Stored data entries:
::::
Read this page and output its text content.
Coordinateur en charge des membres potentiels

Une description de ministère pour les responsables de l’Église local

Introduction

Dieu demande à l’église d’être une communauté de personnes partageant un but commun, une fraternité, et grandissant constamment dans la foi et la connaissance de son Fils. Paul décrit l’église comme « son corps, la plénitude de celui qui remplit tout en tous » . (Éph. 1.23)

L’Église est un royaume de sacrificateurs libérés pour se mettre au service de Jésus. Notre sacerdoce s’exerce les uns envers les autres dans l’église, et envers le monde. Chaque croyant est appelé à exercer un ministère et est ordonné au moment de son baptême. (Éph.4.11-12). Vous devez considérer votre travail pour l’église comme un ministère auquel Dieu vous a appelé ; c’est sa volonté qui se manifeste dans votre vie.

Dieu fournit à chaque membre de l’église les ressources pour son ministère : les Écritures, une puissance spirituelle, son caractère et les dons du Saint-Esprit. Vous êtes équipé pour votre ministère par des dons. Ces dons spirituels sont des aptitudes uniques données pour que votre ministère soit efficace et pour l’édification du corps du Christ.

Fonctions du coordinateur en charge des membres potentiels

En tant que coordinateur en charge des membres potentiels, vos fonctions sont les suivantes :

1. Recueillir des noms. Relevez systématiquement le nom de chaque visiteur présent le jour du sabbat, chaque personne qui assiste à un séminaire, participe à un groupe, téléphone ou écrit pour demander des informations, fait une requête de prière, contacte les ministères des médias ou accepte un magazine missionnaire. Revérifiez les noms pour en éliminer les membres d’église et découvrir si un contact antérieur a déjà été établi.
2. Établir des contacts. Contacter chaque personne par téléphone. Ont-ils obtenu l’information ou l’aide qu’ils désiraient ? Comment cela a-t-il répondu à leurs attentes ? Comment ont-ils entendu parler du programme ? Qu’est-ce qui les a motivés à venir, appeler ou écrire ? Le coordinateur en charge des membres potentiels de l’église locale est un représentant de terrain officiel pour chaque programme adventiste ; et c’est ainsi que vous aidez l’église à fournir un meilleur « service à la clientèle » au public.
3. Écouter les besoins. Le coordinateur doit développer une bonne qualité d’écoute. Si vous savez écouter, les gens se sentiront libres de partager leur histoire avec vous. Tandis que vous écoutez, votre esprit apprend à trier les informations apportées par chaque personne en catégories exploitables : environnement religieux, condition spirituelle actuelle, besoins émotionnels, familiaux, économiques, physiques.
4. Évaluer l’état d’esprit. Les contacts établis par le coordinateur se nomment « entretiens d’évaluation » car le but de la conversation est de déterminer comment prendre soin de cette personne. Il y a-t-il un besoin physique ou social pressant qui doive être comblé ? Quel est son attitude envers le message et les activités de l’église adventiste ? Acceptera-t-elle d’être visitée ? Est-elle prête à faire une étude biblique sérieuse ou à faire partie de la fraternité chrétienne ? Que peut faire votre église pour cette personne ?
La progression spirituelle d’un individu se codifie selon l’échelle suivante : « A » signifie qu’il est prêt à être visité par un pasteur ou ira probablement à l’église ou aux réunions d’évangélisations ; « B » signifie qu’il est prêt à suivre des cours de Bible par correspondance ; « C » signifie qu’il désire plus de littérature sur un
::::
▸ What the exercise asks
Copy each line of the preceding data that contains the string "sont".

▸ Task response
Dieu fournit à chaque membre de l’église les ressources pour son ministère : les Écritures, une puissance spirituelle, son caractère et les dons du Saint-Esprit. Vous êtes équipé pour votre ministère par des dons. Ces dons spirituels sont des aptitudes uniques données pour que votre ministère soit efficace et pour l’édification du corps du Christ.
En tant que coordinateur en charge des membres potentiels, vos fonctions sont les suivantes :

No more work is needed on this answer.